(A block of data)
----------------
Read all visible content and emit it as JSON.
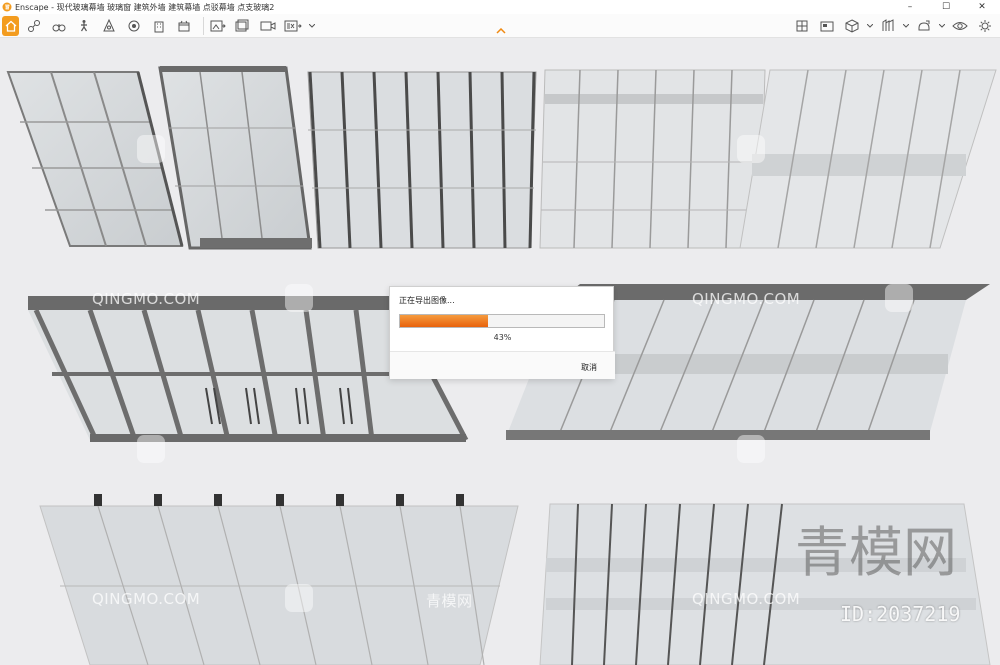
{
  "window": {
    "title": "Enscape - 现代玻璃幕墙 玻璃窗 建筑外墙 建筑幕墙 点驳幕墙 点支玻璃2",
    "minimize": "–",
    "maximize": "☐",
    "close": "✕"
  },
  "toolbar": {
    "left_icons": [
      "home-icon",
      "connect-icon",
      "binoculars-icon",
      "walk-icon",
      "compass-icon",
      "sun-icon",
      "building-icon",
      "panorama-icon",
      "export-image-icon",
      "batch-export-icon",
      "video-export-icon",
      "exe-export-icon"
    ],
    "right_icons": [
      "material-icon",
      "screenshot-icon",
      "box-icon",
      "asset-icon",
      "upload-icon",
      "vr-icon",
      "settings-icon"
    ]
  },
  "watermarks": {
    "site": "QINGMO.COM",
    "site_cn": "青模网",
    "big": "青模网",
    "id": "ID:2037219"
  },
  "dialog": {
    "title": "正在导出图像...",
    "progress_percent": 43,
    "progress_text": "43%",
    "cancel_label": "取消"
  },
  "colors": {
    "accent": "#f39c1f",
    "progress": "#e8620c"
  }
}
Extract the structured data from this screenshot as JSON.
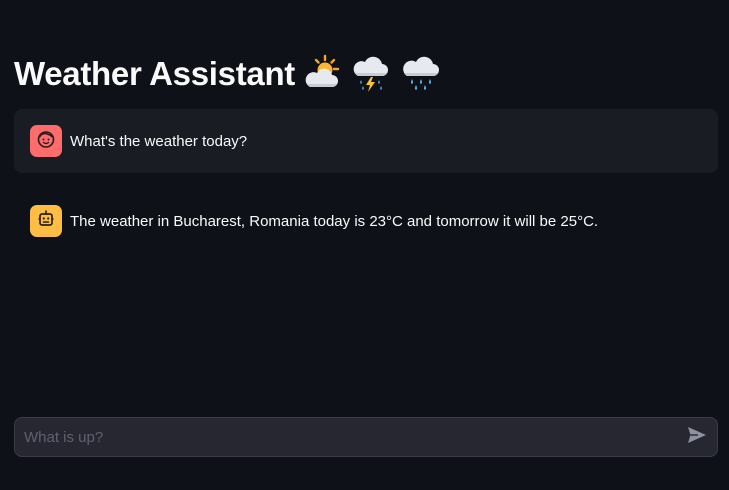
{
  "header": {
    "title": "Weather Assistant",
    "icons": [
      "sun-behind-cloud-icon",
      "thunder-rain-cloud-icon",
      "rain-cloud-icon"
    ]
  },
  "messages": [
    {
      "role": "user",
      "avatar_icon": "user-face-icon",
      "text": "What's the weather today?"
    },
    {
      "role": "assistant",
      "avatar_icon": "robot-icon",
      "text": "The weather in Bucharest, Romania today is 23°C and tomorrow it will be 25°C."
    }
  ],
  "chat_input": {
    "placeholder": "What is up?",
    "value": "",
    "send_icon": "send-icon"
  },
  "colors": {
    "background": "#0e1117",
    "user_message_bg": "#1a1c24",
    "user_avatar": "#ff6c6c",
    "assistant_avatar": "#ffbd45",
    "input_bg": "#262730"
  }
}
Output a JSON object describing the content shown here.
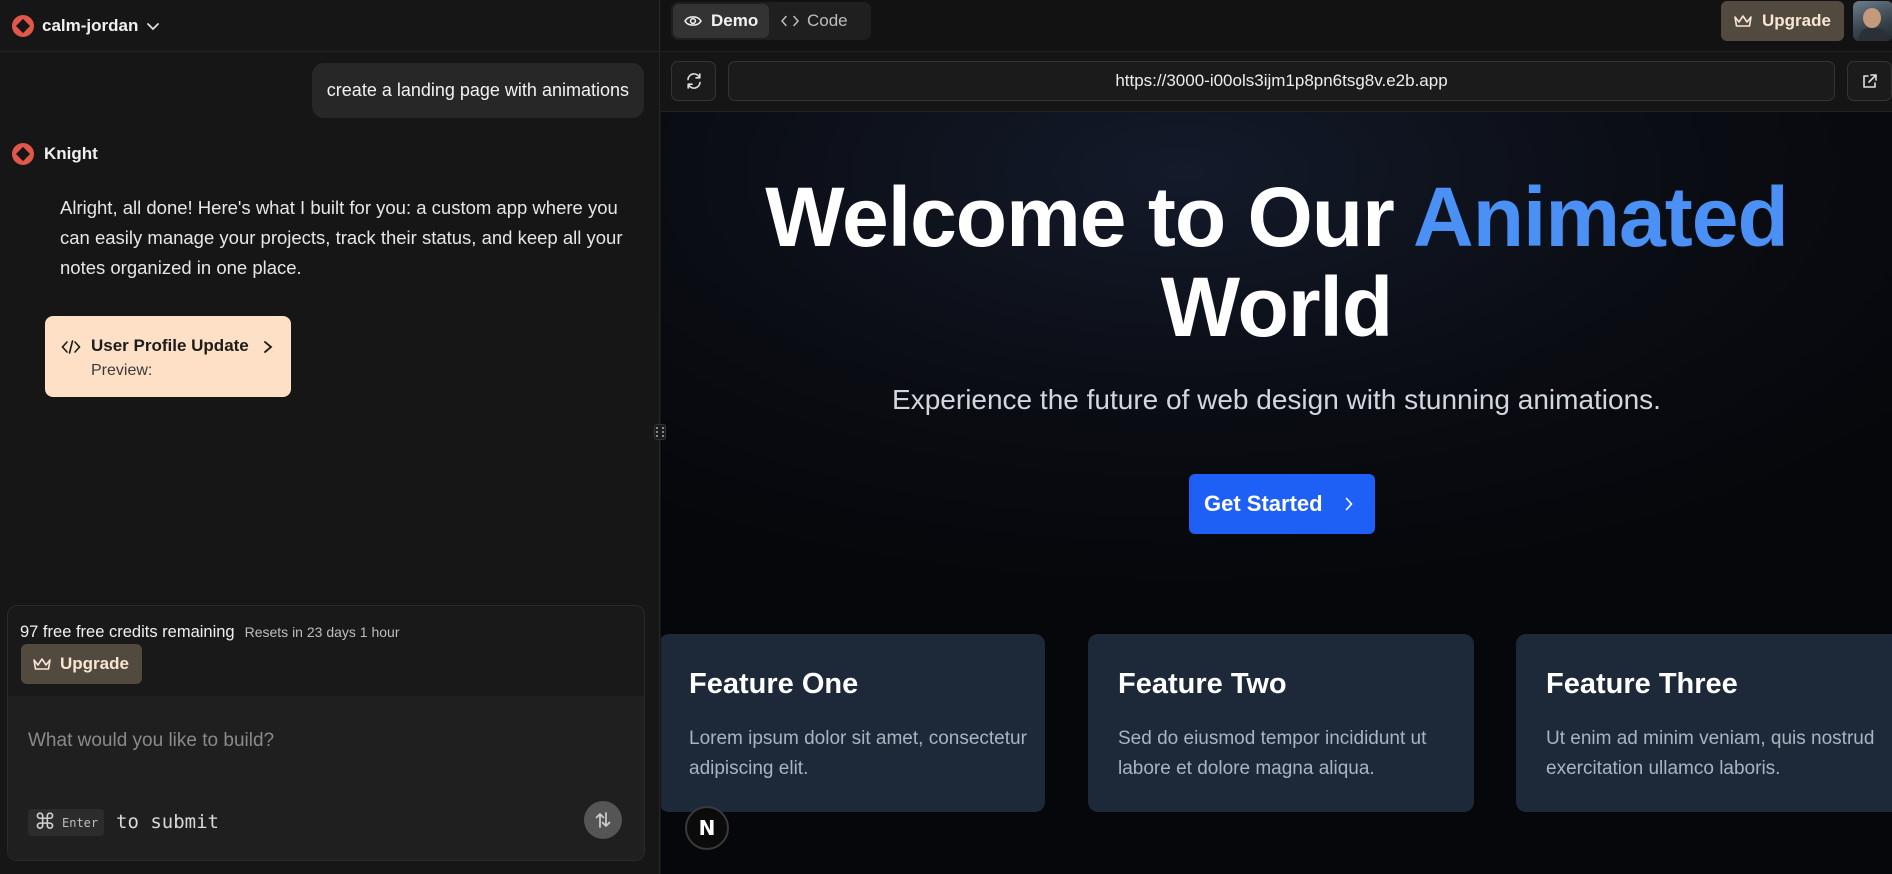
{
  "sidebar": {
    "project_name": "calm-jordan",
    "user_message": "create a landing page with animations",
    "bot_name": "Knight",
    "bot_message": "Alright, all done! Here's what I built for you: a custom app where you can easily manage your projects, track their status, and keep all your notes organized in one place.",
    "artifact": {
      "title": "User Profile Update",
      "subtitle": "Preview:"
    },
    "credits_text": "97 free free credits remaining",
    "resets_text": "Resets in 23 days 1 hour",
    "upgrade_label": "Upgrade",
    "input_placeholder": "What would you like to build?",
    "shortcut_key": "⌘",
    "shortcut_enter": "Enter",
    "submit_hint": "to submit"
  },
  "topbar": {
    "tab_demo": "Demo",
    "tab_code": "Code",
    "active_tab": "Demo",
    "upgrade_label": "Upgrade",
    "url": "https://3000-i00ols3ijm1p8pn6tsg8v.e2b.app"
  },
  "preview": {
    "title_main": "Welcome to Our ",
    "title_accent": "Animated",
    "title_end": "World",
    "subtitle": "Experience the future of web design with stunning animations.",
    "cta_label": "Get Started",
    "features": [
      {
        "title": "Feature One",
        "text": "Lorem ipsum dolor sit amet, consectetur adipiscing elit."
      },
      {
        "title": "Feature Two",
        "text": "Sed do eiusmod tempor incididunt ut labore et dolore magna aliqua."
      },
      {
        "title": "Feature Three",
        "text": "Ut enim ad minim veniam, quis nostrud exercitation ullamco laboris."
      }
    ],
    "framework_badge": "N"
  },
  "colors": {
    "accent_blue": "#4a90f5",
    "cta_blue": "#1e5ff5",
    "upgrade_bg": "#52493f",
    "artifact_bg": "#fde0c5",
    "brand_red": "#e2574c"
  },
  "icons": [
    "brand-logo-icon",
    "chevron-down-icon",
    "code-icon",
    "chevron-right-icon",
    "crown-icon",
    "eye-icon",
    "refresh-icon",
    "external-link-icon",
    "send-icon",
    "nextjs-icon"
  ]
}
----------------
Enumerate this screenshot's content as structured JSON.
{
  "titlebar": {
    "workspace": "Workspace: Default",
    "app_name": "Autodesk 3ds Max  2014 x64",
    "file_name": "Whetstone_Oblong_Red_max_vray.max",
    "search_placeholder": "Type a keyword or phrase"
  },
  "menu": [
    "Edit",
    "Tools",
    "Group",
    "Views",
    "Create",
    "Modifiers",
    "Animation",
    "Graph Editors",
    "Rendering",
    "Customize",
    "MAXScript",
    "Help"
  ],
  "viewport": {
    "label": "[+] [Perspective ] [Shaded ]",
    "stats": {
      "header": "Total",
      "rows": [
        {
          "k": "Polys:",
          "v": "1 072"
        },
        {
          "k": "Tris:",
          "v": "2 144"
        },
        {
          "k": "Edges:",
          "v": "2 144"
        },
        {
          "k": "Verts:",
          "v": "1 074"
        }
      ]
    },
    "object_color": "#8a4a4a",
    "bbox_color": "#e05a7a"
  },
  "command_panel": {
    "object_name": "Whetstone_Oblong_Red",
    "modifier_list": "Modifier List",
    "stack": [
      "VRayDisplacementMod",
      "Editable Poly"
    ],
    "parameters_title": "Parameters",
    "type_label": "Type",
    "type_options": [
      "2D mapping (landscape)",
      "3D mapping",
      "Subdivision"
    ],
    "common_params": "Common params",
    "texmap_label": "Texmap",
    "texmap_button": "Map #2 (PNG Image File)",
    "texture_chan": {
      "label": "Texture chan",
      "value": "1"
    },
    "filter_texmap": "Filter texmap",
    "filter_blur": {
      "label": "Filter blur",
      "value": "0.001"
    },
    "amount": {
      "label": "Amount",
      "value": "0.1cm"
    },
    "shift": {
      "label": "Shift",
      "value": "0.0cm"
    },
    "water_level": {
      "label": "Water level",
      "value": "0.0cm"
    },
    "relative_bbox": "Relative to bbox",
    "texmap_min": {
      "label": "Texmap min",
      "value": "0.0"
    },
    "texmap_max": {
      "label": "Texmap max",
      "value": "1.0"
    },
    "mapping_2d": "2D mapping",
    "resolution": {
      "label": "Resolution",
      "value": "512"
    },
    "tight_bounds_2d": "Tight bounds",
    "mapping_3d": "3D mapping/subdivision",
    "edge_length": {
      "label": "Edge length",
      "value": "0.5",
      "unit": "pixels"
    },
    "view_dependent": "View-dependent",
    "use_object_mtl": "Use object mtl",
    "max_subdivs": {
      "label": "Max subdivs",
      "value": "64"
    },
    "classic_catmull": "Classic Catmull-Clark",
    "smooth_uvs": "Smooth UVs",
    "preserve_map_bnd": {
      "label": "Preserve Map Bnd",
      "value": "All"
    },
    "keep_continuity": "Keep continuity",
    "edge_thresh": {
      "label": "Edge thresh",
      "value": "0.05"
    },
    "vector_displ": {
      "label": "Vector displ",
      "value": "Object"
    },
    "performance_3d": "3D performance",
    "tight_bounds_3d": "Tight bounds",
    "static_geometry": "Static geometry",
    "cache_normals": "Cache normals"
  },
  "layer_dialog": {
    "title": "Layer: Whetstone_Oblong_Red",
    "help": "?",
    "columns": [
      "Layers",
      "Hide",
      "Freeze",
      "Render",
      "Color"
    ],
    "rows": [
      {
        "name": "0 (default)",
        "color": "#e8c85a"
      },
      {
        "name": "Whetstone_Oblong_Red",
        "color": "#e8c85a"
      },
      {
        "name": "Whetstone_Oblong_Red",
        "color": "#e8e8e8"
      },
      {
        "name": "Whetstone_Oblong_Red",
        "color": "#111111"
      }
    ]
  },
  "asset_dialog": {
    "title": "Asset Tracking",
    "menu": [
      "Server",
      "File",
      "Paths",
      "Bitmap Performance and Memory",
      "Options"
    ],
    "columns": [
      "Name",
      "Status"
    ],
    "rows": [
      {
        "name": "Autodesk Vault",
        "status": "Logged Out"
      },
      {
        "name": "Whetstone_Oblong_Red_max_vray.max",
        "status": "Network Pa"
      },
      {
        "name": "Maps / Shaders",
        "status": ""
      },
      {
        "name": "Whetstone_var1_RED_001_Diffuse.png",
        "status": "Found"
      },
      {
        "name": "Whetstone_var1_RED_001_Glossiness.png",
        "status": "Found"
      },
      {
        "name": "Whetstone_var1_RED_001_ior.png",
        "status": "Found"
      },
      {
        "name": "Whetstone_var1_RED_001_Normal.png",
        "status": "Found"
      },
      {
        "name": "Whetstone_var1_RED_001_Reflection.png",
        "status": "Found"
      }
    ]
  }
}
----------------
Task objective: Write out each line of the data that holds the string "Tight".

Completed exercise:
    "tight_bounds_2d": "Tight bounds",
    "tight_bounds_3d": "Tight bounds",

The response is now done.